Exercise directions —
Output all lines exactly.

Data supplied —
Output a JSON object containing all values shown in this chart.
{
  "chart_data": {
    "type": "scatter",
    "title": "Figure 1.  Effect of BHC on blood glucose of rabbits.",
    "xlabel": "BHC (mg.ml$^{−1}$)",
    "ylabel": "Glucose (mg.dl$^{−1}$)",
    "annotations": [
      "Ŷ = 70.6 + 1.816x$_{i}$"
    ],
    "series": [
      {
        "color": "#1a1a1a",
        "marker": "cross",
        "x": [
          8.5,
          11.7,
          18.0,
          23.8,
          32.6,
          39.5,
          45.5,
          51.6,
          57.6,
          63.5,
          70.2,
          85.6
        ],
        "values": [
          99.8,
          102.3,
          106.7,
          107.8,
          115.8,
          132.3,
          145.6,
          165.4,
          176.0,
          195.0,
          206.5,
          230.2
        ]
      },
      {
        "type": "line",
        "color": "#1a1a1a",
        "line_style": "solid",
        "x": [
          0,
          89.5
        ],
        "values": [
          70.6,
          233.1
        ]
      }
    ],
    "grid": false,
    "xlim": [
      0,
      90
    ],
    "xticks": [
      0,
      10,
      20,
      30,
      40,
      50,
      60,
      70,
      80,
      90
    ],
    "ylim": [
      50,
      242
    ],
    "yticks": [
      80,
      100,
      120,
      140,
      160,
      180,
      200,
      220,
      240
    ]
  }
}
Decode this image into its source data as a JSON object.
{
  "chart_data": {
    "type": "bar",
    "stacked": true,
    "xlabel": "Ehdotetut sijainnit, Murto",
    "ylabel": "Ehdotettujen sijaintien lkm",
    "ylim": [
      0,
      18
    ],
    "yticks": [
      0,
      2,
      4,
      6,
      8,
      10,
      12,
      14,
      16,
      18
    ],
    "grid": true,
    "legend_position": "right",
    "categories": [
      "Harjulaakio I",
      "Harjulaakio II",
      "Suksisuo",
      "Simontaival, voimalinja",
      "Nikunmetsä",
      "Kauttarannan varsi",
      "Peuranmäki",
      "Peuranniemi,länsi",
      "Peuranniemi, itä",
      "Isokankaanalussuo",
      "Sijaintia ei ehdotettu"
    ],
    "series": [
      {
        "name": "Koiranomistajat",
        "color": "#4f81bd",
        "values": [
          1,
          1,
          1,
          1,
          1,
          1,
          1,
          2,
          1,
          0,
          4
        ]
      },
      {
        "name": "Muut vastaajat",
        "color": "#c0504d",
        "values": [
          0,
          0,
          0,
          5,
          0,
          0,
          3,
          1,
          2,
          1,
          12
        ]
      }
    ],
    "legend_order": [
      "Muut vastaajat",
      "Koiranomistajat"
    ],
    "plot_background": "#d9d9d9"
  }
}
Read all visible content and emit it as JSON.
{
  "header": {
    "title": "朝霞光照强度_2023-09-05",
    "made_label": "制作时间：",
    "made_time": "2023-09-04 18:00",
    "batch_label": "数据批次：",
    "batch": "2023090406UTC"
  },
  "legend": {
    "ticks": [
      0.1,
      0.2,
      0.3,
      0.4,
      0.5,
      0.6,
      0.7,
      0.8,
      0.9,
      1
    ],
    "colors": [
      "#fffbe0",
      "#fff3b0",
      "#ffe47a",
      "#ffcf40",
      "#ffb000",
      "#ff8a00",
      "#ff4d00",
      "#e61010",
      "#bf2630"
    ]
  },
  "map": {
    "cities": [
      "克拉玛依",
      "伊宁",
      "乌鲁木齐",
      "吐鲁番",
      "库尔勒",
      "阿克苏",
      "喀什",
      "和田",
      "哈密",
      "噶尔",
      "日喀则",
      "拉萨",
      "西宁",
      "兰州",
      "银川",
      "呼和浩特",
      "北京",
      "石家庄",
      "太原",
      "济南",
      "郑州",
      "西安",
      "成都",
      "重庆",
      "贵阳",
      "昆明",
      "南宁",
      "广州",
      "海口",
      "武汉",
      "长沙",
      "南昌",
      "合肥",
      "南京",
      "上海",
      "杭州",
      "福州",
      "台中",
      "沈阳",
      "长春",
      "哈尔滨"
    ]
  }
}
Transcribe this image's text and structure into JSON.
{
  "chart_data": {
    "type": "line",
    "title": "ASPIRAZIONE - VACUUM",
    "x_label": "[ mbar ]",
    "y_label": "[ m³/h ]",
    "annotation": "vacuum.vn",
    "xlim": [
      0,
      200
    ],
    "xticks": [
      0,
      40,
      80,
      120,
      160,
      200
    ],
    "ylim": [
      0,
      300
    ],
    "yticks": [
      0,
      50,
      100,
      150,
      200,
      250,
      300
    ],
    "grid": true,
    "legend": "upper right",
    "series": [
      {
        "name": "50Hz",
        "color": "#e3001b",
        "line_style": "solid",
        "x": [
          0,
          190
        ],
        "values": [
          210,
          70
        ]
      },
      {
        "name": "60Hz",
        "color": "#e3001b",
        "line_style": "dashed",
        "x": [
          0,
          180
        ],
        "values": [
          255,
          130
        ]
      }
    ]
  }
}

Output for this task —
Output a JSON object containing all values shown in this chart.
{
  "chart_data": {
    "type": "scatter",
    "title": "Figure 1.  Effect of BHC on blood glucose of rabbits.",
    "xlabel": "BHC (mg.ml$^{−1}$)",
    "ylabel": "Glucose (mg.dl$^{−1}$)",
    "annotations": [
      "Ŷ = 70.6 + 1.816x$_{i}$"
    ],
    "series": [
      {
        "color": "#1a1a1a",
        "marker": "cross",
        "x": [
          8.5,
          11.7,
          18.0,
          23.8,
          32.6,
          39.5,
          45.5,
          51.6,
          57.6,
          63.5,
          70.2,
          85.6
        ],
        "values": [
          99.8,
          102.3,
          106.7,
          107.8,
          115.8,
          132.3,
          145.6,
          165.4,
          176.0,
          195.0,
          206.5,
          230.2
        ]
      },
      {
        "type": "line",
        "color": "#1a1a1a",
        "line_style": "solid",
        "x": [
          0,
          89.5
        ],
        "values": [
          70.6,
          233.1
        ]
      }
    ],
    "grid": false,
    "xlim": [
      0,
      90
    ],
    "xticks": [
      0,
      10,
      20,
      30,
      40,
      50,
      60,
      70,
      80,
      90
    ],
    "ylim": [
      50,
      242
    ],
    "yticks": [
      80,
      100,
      120,
      140,
      160,
      180,
      200,
      220,
      240
    ]
  }
}
Decode this image into its source data as a JSON object.
{
  "chart_data": {
    "type": "bar",
    "stacked": true,
    "xlabel": "Ehdotetut sijainnit, Murto",
    "ylabel": "Ehdotettujen sijaintien lkm",
    "ylim": [
      0,
      18
    ],
    "yticks": [
      0,
      2,
      4,
      6,
      8,
      10,
      12,
      14,
      16,
      18
    ],
    "grid": true,
    "legend_position": "right",
    "categories": [
      "Harjulaakio I",
      "Harjulaakio II",
      "Suksisuo",
      "Simontaival, voimalinja",
      "Nikunmetsä",
      "Kauttarannan varsi",
      "Peuranmäki",
      "Peuranniemi,länsi",
      "Peuranniemi, itä",
      "Isokankaanalussuo",
      "Sijaintia ei ehdotettu"
    ],
    "series": [
      {
        "name": "Koiranomistajat",
        "color": "#4f81bd",
        "values": [
          1,
          1,
          1,
          1,
          1,
          1,
          1,
          2,
          1,
          0,
          4
        ]
      },
      {
        "name": "Muut vastaajat",
        "color": "#c0504d",
        "values": [
          0,
          0,
          0,
          5,
          0,
          0,
          3,
          1,
          2,
          1,
          12
        ]
      }
    ],
    "legend_order": [
      "Muut vastaajat",
      "Koiranomistajat"
    ],
    "plot_background": "#d9d9d9"
  }
}
Read all visible content and emit it as JSON.
{
  "header": {
    "title": "朝霞光照强度_2023-09-05",
    "made_label": "制作时间：",
    "made_time": "2023-09-04 18:00",
    "batch_label": "数据批次：",
    "batch": "2023090406UTC"
  },
  "legend": {
    "ticks": [
      0.1,
      0.2,
      0.3,
      0.4,
      0.5,
      0.6,
      0.7,
      0.8,
      0.9,
      1
    ],
    "colors": [
      "#fffbe0",
      "#fff3b0",
      "#ffe47a",
      "#ffcf40",
      "#ffb000",
      "#ff8a00",
      "#ff4d00",
      "#e61010",
      "#bf2630"
    ]
  },
  "map": {
    "cities": [
      "克拉玛依",
      "伊宁",
      "乌鲁木齐",
      "吐鲁番",
      "库尔勒",
      "阿克苏",
      "喀什",
      "和田",
      "哈密",
      "噶尔",
      "日喀则",
      "拉萨",
      "西宁",
      "兰州",
      "银川",
      "呼和浩特",
      "北京",
      "石家庄",
      "太原",
      "济南",
      "郑州",
      "西安",
      "成都",
      "重庆",
      "贵阳",
      "昆明",
      "南宁",
      "广州",
      "海口",
      "武汉",
      "长沙",
      "南昌",
      "合肥",
      "南京",
      "上海",
      "杭州",
      "福州",
      "台中",
      "沈阳",
      "长春",
      "哈尔滨"
    ]
  }
}
Transcribe this image's text and structure into JSON.
{
  "chart_data": {
    "type": "line",
    "title": "ASPIRAZIONE - VACUUM",
    "x_label": "[ mbar ]",
    "y_label": "[ m³/h ]",
    "annotation": "vacuum.vn",
    "xlim": [
      0,
      200
    ],
    "xticks": [
      0,
      40,
      80,
      120,
      160,
      200
    ],
    "ylim": [
      0,
      300
    ],
    "yticks": [
      0,
      50,
      100,
      150,
      200,
      250,
      300
    ],
    "grid": true,
    "legend": "upper right",
    "series": [
      {
        "name": "50Hz",
        "color": "#e3001b",
        "line_style": "solid",
        "x": [
          0,
          190
        ],
        "values": [
          210,
          70
        ]
      },
      {
        "name": "60Hz",
        "color": "#e3001b",
        "line_style": "dashed",
        "x": [
          0,
          180
        ],
        "values": [
          255,
          130
        ]
      }
    ]
  }
}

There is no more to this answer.